> REQUIRED TASK: Every line must be returned precisely as it is written.

> ENTRIES PROVIDED:
○ ○ ○ ○ ○
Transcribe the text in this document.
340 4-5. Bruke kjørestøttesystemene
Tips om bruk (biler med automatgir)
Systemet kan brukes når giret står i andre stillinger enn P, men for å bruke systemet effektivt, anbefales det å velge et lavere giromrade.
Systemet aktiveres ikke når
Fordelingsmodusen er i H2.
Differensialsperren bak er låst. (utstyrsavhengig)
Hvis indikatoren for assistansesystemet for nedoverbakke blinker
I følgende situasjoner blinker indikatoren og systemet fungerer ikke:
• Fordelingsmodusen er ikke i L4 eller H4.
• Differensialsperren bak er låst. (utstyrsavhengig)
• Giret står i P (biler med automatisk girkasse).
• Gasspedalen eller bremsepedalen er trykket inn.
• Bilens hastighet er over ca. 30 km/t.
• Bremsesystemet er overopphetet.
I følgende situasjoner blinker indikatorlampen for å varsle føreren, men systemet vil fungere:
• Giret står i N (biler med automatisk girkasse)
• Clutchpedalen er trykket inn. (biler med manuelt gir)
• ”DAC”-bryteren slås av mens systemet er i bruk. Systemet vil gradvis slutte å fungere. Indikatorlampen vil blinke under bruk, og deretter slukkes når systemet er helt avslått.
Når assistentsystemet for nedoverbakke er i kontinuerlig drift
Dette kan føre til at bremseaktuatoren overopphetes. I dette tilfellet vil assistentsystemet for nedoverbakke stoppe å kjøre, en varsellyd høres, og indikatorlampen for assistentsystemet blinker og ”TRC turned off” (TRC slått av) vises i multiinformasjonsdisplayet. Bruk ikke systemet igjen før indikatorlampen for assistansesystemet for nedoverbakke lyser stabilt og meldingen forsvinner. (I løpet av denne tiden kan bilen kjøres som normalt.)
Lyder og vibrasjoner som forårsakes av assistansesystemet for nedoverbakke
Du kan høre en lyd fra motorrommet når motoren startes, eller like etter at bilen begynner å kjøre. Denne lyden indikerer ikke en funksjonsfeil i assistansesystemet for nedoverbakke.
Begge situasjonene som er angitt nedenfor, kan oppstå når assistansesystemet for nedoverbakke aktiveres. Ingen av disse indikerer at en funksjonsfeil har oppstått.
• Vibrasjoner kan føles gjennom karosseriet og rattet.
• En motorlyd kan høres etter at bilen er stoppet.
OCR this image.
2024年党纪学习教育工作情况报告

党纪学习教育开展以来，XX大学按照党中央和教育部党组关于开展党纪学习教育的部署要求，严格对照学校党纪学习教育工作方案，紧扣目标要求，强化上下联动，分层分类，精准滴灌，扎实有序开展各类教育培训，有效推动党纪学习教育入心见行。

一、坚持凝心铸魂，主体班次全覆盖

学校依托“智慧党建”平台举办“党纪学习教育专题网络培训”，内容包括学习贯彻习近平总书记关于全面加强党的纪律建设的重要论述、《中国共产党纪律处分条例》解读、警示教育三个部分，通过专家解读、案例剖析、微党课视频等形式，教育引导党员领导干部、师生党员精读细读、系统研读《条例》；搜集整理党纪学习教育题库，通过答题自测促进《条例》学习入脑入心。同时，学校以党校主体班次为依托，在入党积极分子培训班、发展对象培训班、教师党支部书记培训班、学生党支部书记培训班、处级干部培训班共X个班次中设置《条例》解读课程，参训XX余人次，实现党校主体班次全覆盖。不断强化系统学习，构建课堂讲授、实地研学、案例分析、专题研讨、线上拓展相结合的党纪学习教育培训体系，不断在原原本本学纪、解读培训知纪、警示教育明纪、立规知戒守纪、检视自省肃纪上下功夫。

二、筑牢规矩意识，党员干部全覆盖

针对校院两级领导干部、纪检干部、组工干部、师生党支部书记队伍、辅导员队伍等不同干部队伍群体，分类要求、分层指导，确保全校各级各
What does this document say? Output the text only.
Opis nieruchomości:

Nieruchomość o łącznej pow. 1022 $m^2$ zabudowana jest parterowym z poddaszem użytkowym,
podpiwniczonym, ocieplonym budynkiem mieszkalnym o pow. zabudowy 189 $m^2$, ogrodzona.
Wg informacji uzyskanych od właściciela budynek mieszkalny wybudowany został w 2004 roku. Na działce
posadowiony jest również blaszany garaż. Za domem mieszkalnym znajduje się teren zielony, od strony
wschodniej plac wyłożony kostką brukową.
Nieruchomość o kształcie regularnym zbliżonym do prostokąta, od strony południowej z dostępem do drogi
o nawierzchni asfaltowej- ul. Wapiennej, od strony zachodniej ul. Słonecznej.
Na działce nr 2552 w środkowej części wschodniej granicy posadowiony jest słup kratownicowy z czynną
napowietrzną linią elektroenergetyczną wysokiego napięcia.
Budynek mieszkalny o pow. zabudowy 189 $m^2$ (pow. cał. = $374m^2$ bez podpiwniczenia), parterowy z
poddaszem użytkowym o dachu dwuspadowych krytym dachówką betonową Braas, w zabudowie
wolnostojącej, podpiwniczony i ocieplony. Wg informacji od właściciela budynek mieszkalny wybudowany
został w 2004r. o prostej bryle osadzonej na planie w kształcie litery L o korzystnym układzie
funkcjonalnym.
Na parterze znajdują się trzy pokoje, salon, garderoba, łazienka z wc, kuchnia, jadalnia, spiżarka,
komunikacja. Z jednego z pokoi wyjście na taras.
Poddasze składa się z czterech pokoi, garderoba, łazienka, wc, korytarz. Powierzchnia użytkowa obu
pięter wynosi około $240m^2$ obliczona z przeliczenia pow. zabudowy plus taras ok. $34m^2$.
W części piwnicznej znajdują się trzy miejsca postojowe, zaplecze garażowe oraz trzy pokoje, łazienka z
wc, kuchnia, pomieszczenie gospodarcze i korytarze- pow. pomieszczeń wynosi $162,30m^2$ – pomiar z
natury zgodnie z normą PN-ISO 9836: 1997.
○ ○ ○ ○ ○
> WRITTEN ANSWER:
Transcribe the text in this document.
340 4-5. Bruke kjørestøttesystemene
Tips om bruk (biler med automatgir)
Systemet kan brukes når giret står i andre stillinger enn P, men for å bruke systemet effektivt, anbefales det å velge et lavere giromrade.
Systemet aktiveres ikke når
Fordelingsmodusen er i H2.
Differensialsperren bak er låst. (utstyrsavhengig)
Hvis indikatoren for assistansesystemet for nedoverbakke blinker
I følgende situasjoner blinker indikatoren og systemet fungerer ikke:
• Fordelingsmodusen er ikke i L4 eller H4.
• Differensialsperren bak er låst. (utstyrsavhengig)
• Giret står i P (biler med automatisk girkasse).
• Gasspedalen eller bremsepedalen er trykket inn.
• Bilens hastighet er over ca. 30 km/t.
• Bremsesystemet er overopphetet.
I følgende situasjoner blinker indikatorlampen for å varsle føreren, men systemet vil fungere:
• Giret står i N (biler med automatisk girkasse)
• Clutchpedalen er trykket inn. (biler med manuelt gir)
• ”DAC”-bryteren slås av mens systemet er i bruk. Systemet vil gradvis slutte å fungere. Indikatorlampen vil blinke under bruk, og deretter slukkes når systemet er helt avslått.
Når assistentsystemet for nedoverbakke er i kontinuerlig drift
Dette kan føre til at bremseaktuatoren overopphetes. I dette tilfellet vil assistentsystemet for nedoverbakke stoppe å kjøre, en varsellyd høres, og indikatorlampen for assistentsystemet blinker og ”TRC turned off” (TRC slått av) vises i multiinformasjonsdisplayet. Bruk ikke systemet igjen før indikatorlampen for assistansesystemet for nedoverbakke lyser stabilt og meldingen forsvinner. (I løpet av denne tiden kan bilen kjøres som normalt.)
Lyder og vibrasjoner som forårsakes av assistansesystemet for nedoverbakke
Du kan høre en lyd fra motorrommet når motoren startes, eller like etter at bilen begynner å kjøre. Denne lyden indikerer ikke en funksjonsfeil i assistansesystemet for nedoverbakke.
Begge situasjonene som er angitt nedenfor, kan oppstå når assistansesystemet for nedoverbakke aktiveres. Ingen av disse indikerer at en funksjonsfeil har oppstått.
• Vibrasjoner kan føles gjennom karosseriet og rattet.
• En motorlyd kan høres etter at bilen er stoppet.
OCR this image.
2024年党纪学习教育工作情况报告

党纪学习教育开展以来，XX大学按照党中央和教育部党组关于开展党纪学习教育的部署要求，严格对照学校党纪学习教育工作方案，紧扣目标要求，强化上下联动，分层分类，精准滴灌，扎实有序开展各类教育培训，有效推动党纪学习教育入心见行。

一、坚持凝心铸魂，主体班次全覆盖

学校依托“智慧党建”平台举办“党纪学习教育专题网络培训”，内容包括学习贯彻习近平总书记关于全面加强党的纪律建设的重要论述、《中国共产党纪律处分条例》解读、警示教育三个部分，通过专家解读、案例剖析、微党课视频等形式，教育引导党员领导干部、师生党员精读细读、系统研读《条例》；搜集整理党纪学习教育题库，通过答题自测促进《条例》学习入脑入心。同时，学校以党校主体班次为依托，在入党积极分子培训班、发展对象培训班、教师党支部书记培训班、学生党支部书记培训班、处级干部培训班共X个班次中设置《条例》解读课程，参训XX余人次，实现党校主体班次全覆盖。不断强化系统学习，构建课堂讲授、实地研学、案例分析、专题研讨、线上拓展相结合的党纪学习教育培训体系，不断在原原本本学纪、解读培训知纪、警示教育明纪、立规知戒守纪、检视自省肃纪上下功夫。

二、筑牢规矩意识，党员干部全覆盖

针对校院两级领导干部、纪检干部、组工干部、师生党支部书记队伍、辅导员队伍等不同干部队伍群体，分类要求、分层指导，确保全校各级各
What does this document say? Output the text only.
Opis nieruchomości:

Nieruchomość o łącznej pow. 1022 $m^2$ zabudowana jest parterowym z poddaszem użytkowym,
podpiwniczonym, ocieplonym budynkiem mieszkalnym o pow. zabudowy 189 $m^2$, ogrodzona.
Wg informacji uzyskanych od właściciela budynek mieszkalny wybudowany został w 2004 roku. Na działce
posadowiony jest również blaszany garaż. Za domem mieszkalnym znajduje się teren zielony, od strony
wschodniej plac wyłożony kostką brukową.
Nieruchomość o kształcie regularnym zbliżonym do prostokąta, od strony południowej z dostępem do drogi
o nawierzchni asfaltowej- ul. Wapiennej, od strony zachodniej ul. Słonecznej.
Na działce nr 2552 w środkowej części wschodniej granicy posadowiony jest słup kratownicowy z czynną
napowietrzną linią elektroenergetyczną wysokiego napięcia.
Budynek mieszkalny o pow. zabudowy 189 $m^2$ (pow. cał. = $374m^2$ bez podpiwniczenia), parterowy z
poddaszem użytkowym o dachu dwuspadowych krytym dachówką betonową Braas, w zabudowie
wolnostojącej, podpiwniczony i ocieplony. Wg informacji od właściciela budynek mieszkalny wybudowany
został w 2004r. o prostej bryle osadzonej na planie w kształcie litery L o korzystnym układzie
funkcjonalnym.
Na parterze znajdują się trzy pokoje, salon, garderoba, łazienka z wc, kuchnia, jadalnia, spiżarka,
komunikacja. Z jednego z pokoi wyjście na taras.
Poddasze składa się z czterech pokoi, garderoba, łazienka, wc, korytarz. Powierzchnia użytkowa obu
pięter wynosi około $240m^2$ obliczona z przeliczenia pow. zabudowy plus taras ok. $34m^2$.
W części piwnicznej znajdują się trzy miejsca postojowe, zaplecze garażowe oraz trzy pokoje, łazienka z
wc, kuchnia, pomieszczenie gospodarcze i korytarze- pow. pomieszczeń wynosi $162,30m^2$ – pomiar z
natury zgodnie z normą PN-ISO 9836: 1997.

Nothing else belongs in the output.